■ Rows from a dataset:
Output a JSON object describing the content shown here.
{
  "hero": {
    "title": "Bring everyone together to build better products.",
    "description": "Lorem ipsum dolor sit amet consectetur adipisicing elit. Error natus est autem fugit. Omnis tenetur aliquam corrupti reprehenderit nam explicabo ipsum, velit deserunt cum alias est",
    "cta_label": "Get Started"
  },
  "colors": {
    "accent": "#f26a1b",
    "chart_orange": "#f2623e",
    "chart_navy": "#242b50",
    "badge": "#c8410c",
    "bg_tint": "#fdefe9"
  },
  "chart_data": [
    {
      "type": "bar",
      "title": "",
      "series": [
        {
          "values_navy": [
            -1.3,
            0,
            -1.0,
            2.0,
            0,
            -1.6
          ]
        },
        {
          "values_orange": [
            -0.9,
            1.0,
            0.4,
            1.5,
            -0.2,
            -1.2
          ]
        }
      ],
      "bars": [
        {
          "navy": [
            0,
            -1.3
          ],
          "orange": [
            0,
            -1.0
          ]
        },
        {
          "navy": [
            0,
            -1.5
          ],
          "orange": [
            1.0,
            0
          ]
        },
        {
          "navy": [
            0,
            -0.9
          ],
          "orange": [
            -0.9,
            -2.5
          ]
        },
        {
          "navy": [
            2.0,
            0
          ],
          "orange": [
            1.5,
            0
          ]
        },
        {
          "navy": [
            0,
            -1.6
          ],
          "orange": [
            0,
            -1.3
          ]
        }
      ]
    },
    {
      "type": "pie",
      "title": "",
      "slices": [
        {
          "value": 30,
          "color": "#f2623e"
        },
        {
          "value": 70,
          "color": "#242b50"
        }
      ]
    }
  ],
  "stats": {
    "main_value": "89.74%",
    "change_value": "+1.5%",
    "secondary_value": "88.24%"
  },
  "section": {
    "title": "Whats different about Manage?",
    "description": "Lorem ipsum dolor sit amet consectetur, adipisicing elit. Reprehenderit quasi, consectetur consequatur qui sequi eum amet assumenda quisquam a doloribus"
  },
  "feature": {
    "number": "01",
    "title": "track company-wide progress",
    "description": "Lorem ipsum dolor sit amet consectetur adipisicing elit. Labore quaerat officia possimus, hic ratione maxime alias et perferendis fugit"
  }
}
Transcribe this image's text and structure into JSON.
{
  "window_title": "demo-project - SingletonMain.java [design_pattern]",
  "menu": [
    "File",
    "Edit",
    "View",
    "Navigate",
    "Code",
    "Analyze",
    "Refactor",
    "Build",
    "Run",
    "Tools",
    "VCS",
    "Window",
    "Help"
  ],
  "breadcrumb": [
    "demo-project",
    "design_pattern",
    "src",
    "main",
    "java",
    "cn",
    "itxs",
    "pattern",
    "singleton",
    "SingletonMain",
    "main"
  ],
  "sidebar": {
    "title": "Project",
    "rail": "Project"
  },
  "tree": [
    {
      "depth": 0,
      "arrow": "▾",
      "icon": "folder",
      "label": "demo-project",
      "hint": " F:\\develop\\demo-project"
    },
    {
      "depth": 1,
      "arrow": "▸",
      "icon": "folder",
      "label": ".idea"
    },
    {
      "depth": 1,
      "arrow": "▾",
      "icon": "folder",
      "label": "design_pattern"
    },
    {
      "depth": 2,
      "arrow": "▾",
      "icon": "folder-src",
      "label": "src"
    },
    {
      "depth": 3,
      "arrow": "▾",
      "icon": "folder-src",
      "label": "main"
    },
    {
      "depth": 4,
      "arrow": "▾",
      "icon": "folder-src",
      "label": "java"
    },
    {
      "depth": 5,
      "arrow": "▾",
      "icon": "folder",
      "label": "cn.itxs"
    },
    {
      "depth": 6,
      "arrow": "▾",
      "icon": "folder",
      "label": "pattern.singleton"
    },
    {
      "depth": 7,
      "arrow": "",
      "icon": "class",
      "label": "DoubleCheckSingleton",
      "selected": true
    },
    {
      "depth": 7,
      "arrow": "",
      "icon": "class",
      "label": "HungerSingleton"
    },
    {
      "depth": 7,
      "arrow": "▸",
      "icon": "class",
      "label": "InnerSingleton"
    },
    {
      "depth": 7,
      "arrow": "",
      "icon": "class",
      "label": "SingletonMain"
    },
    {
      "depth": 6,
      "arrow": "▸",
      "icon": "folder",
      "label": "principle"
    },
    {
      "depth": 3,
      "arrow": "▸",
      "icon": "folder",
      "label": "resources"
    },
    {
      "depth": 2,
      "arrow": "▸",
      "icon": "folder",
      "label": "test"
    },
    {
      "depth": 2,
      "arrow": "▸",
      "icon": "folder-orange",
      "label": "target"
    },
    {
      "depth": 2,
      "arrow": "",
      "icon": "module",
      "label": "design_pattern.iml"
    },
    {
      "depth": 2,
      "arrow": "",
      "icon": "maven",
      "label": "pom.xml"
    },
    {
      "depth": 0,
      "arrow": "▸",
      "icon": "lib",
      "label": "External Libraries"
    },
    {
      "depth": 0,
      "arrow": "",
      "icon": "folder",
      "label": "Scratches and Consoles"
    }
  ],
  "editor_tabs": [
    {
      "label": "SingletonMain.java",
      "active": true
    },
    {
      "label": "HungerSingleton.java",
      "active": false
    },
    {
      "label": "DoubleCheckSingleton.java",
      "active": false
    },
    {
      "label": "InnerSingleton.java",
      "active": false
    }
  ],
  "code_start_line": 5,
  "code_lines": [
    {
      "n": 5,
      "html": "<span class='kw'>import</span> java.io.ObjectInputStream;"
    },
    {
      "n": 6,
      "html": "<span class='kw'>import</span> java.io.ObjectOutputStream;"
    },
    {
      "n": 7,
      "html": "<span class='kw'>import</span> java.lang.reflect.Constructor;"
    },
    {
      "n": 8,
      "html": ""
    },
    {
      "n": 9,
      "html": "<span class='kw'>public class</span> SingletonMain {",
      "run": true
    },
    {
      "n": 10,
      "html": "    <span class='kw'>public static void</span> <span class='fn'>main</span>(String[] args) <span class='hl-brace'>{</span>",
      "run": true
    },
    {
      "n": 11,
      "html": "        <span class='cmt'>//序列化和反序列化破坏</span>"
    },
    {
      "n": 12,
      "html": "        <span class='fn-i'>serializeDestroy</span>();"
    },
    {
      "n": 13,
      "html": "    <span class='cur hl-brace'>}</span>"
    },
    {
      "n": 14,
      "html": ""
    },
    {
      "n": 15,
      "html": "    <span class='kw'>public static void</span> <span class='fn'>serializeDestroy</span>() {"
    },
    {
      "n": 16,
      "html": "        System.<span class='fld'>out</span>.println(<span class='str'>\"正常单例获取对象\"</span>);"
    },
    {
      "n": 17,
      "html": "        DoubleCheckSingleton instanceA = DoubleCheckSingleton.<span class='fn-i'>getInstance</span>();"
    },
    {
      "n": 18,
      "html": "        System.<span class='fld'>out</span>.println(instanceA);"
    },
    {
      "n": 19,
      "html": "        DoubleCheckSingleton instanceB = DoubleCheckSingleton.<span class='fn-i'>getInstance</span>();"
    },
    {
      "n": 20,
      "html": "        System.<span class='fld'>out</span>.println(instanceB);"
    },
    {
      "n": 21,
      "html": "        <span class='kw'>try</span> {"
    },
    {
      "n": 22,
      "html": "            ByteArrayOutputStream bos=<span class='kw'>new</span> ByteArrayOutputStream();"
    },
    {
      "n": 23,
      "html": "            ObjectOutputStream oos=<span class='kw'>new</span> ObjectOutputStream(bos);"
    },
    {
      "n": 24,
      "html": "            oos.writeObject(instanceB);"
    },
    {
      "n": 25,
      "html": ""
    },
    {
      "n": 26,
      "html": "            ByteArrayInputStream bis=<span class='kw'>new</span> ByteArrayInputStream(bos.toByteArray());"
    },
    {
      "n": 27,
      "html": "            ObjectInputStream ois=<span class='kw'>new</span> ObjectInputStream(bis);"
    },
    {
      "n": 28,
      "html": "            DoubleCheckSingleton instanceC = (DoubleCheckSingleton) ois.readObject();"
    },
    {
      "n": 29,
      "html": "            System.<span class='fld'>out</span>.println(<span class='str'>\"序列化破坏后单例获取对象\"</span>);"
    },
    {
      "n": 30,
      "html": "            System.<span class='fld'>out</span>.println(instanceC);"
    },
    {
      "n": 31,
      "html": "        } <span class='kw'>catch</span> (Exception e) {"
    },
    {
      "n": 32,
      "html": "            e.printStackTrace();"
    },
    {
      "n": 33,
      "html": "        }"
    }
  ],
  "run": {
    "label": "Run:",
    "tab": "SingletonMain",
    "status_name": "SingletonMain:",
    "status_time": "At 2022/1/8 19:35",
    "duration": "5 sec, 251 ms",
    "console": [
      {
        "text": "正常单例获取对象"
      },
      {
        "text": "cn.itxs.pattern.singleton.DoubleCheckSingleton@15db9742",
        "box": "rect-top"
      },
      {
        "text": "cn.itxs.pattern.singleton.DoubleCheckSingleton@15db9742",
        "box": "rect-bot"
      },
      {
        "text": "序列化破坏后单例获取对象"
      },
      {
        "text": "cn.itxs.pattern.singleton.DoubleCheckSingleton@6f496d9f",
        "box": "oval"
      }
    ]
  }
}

■ WHAT IS NEEDED:
All lines that include "instanceA" are to be gathered and copied.

■ IN RESPONSE:
      "html": "        DoubleCheckSingleton instanceA = DoubleCheckSingleton.<span class='fn-i'>getInstance</span>();"
      "html": "        System.<span class='fld'>out</span>.println(instanceA);"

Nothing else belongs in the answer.